Stored items:
--- BEGIN ---

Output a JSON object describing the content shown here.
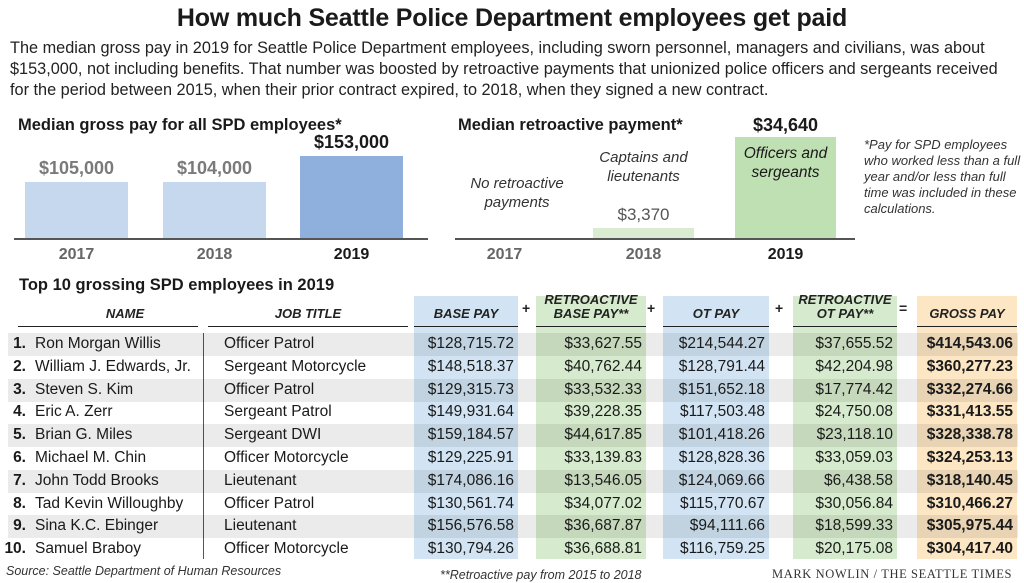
{
  "title": "How much Seattle Police Department employees get paid",
  "intro": "The median gross pay in 2019 for Seattle Police Department employees, including sworn personnel, managers and civilians, was about $153,000, not including benefits. That number was boosted by retroactive payments that unionized police officers and sergeants received for the period between 2015, when their prior contract expired, to 2018, when they signed a new contract.",
  "note": "*Pay for SPD employees who worked less than a full year and/or less than full time was included in these calculations.",
  "colors": {
    "bar_light": "#c5d8ee",
    "bar_dark": "#8fb0dc",
    "green_light": "#d9ecd2",
    "green_dark": "#bfe0b3",
    "blue_col": "#d2e4f3",
    "green_col": "#d6ebcd",
    "gross_col": "#fce6c4"
  },
  "chart_data": [
    {
      "type": "bar",
      "title": "Median gross pay for all SPD employees*",
      "categories": [
        "2017",
        "2018",
        "2019"
      ],
      "values": [
        105000,
        104000,
        153000
      ],
      "value_labels": [
        "$105,000",
        "$104,000",
        "$153,000"
      ],
      "ylim": [
        0,
        160000
      ]
    },
    {
      "type": "bar",
      "title": "Median retroactive payment*",
      "categories": [
        "2017",
        "2018",
        "2019"
      ],
      "values": [
        0,
        3370,
        34640
      ],
      "value_labels": [
        "",
        "$3,370",
        "$34,640"
      ],
      "bar_labels": [
        "No retroactive payments",
        "Captains and lieutenants",
        "Officers and sergeants"
      ],
      "ylim": [
        0,
        35000
      ]
    },
    {
      "type": "table",
      "title": "Top 10 grossing SPD employees in 2019",
      "columns": [
        "NAME",
        "JOB TITLE",
        "BASE PAY",
        "RETROACTIVE BASE PAY**",
        "OT PAY",
        "RETROACTIVE OT PAY**",
        "GROSS PAY"
      ],
      "operators": [
        "+",
        "+",
        "+",
        "="
      ],
      "rows": [
        {
          "rank": "1.",
          "name": "Ron Morgan Willis",
          "job": "Officer Patrol",
          "base": "$128,715.72",
          "retro_base": "$33,627.55",
          "ot": "$214,544.27",
          "retro_ot": "$37,655.52",
          "gross": "$414,543.06"
        },
        {
          "rank": "2.",
          "name": "William J. Edwards, Jr.",
          "job": "Sergeant Motorcycle",
          "base": "$148,518.37",
          "retro_base": "$40,762.44",
          "ot": "$128,791.44",
          "retro_ot": "$42,204.98",
          "gross": "$360,277.23"
        },
        {
          "rank": "3.",
          "name": "Steven S. Kim",
          "job": "Officer Patrol",
          "base": "$129,315.73",
          "retro_base": "$33,532.33",
          "ot": "$151,652.18",
          "retro_ot": "$17,774.42",
          "gross": "$332,274.66"
        },
        {
          "rank": "4.",
          "name": "Eric A. Zerr",
          "job": "Sergeant Patrol",
          "base": "$149,931.64",
          "retro_base": "$39,228.35",
          "ot": "$117,503.48",
          "retro_ot": "$24,750.08",
          "gross": "$331,413.55"
        },
        {
          "rank": "5.",
          "name": "Brian G. Miles",
          "job": "Sergeant DWI",
          "base": "$159,184.57",
          "retro_base": "$44,617.85",
          "ot": "$101,418.26",
          "retro_ot": "$23,118.10",
          "gross": "$328,338.78"
        },
        {
          "rank": "6.",
          "name": "Michael M. Chin",
          "job": "Officer Motorcycle",
          "base": "$129,225.91",
          "retro_base": "$33,139.83",
          "ot": "$128,828.36",
          "retro_ot": "$33,059.03",
          "gross": "$324,253.13"
        },
        {
          "rank": "7.",
          "name": "John Todd Brooks",
          "job": "Lieutenant",
          "base": "$174,086.16",
          "retro_base": "$13,546.05",
          "ot": "$124,069.66",
          "retro_ot": "$6,438.58",
          "gross": "$318,140.45"
        },
        {
          "rank": "8.",
          "name": "Tad Kevin Willoughby",
          "job": "Officer Patrol",
          "base": "$130,561.74",
          "retro_base": "$34,077.02",
          "ot": "$115,770.67",
          "retro_ot": "$30,056.84",
          "gross": "$310,466.27"
        },
        {
          "rank": "9.",
          "name": "Sina K.C. Ebinger",
          "job": "Lieutenant",
          "base": "$156,576.58",
          "retro_base": "$36,687.87",
          "ot": "$94,111.66",
          "retro_ot": "$18,599.33",
          "gross": "$305,975.44"
        },
        {
          "rank": "10.",
          "name": "Samuel Braboy",
          "job": "Officer Motorcycle",
          "base": "$130,794.26",
          "retro_base": "$36,688.81",
          "ot": "$116,759.25",
          "retro_ot": "$20,175.08",
          "gross": "$304,417.40"
        }
      ]
    }
  ],
  "source": "Source: Seattle Department of Human Resources",
  "footnote": "**Retroactive pay from 2015 to 2018",
  "credit": "MARK NOWLIN / THE SEATTLE TIMES"
}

--- END ---

WRITTEN REQUEST: Exact duplication of all the records is required; pictures are omitted from the copy.

RESPONSE TO THIS TASK:
Output a JSON object describing the content shown here.
{
  "title": "How much Seattle Police Department employees get paid",
  "intro": "The median gross pay in 2019 for Seattle Police Department employees, including sworn personnel, managers and civilians, was about $153,000, not including benefits. That number was boosted by retroactive payments that unionized police officers and sergeants received for the period between 2015, when their prior contract expired, to 2018, when they signed a new contract.",
  "note": "*Pay for SPD employees who worked less than a full year and/or less than full time was included in these calculations.",
  "colors": {
    "bar_light": "#c5d8ee",
    "bar_dark": "#8fb0dc",
    "green_light": "#d9ecd2",
    "green_dark": "#bfe0b3",
    "blue_col": "#d2e4f3",
    "green_col": "#d6ebcd",
    "gross_col": "#fce6c4"
  },
  "chart_data": [
    {
      "type": "bar",
      "title": "Median gross pay for all SPD employees*",
      "categories": [
        "2017",
        "2018",
        "2019"
      ],
      "values": [
        105000,
        104000,
        153000
      ],
      "value_labels": [
        "$105,000",
        "$104,000",
        "$153,000"
      ],
      "ylim": [
        0,
        160000
      ]
    },
    {
      "type": "bar",
      "title": "Median retroactive payment*",
      "categories": [
        "2017",
        "2018",
        "2019"
      ],
      "values": [
        0,
        3370,
        34640
      ],
      "value_labels": [
        "",
        "$3,370",
        "$34,640"
      ],
      "bar_labels": [
        "No retroactive payments",
        "Captains and lieutenants",
        "Officers and sergeants"
      ],
      "ylim": [
        0,
        35000
      ]
    },
    {
      "type": "table",
      "title": "Top 10 grossing SPD employees in 2019",
      "columns": [
        "NAME",
        "JOB TITLE",
        "BASE PAY",
        "RETROACTIVE BASE PAY**",
        "OT PAY",
        "RETROACTIVE OT PAY**",
        "GROSS PAY"
      ],
      "operators": [
        "+",
        "+",
        "+",
        "="
      ],
      "rows": [
        {
          "rank": "1.",
          "name": "Ron Morgan Willis",
          "job": "Officer Patrol",
          "base": "$128,715.72",
          "retro_base": "$33,627.55",
          "ot": "$214,544.27",
          "retro_ot": "$37,655.52",
          "gross": "$414,543.06"
        },
        {
          "rank": "2.",
          "name": "William J. Edwards, Jr.",
          "job": "Sergeant Motorcycle",
          "base": "$148,518.37",
          "retro_base": "$40,762.44",
          "ot": "$128,791.44",
          "retro_ot": "$42,204.98",
          "gross": "$360,277.23"
        },
        {
          "rank": "3.",
          "name": "Steven S. Kim",
          "job": "Officer Patrol",
          "base": "$129,315.73",
          "retro_base": "$33,532.33",
          "ot": "$151,652.18",
          "retro_ot": "$17,774.42",
          "gross": "$332,274.66"
        },
        {
          "rank": "4.",
          "name": "Eric A. Zerr",
          "job": "Sergeant Patrol",
          "base": "$149,931.64",
          "retro_base": "$39,228.35",
          "ot": "$117,503.48",
          "retro_ot": "$24,750.08",
          "gross": "$331,413.55"
        },
        {
          "rank": "5.",
          "name": "Brian G. Miles",
          "job": "Sergeant DWI",
          "base": "$159,184.57",
          "retro_base": "$44,617.85",
          "ot": "$101,418.26",
          "retro_ot": "$23,118.10",
          "gross": "$328,338.78"
        },
        {
          "rank": "6.",
          "name": "Michael M. Chin",
          "job": "Officer Motorcycle",
          "base": "$129,225.91",
          "retro_base": "$33,139.83",
          "ot": "$128,828.36",
          "retro_ot": "$33,059.03",
          "gross": "$324,253.13"
        },
        {
          "rank": "7.",
          "name": "John Todd Brooks",
          "job": "Lieutenant",
          "base": "$174,086.16",
          "retro_base": "$13,546.05",
          "ot": "$124,069.66",
          "retro_ot": "$6,438.58",
          "gross": "$318,140.45"
        },
        {
          "rank": "8.",
          "name": "Tad Kevin Willoughby",
          "job": "Officer Patrol",
          "base": "$130,561.74",
          "retro_base": "$34,077.02",
          "ot": "$115,770.67",
          "retro_ot": "$30,056.84",
          "gross": "$310,466.27"
        },
        {
          "rank": "9.",
          "name": "Sina K.C. Ebinger",
          "job": "Lieutenant",
          "base": "$156,576.58",
          "retro_base": "$36,687.87",
          "ot": "$94,111.66",
          "retro_ot": "$18,599.33",
          "gross": "$305,975.44"
        },
        {
          "rank": "10.",
          "name": "Samuel Braboy",
          "job": "Officer Motorcycle",
          "base": "$130,794.26",
          "retro_base": "$36,688.81",
          "ot": "$116,759.25",
          "retro_ot": "$20,175.08",
          "gross": "$304,417.40"
        }
      ]
    }
  ],
  "source": "Source: Seattle Department of Human Resources",
  "footnote": "**Retroactive pay from 2015 to 2018",
  "credit": "MARK NOWLIN / THE SEATTLE TIMES"
}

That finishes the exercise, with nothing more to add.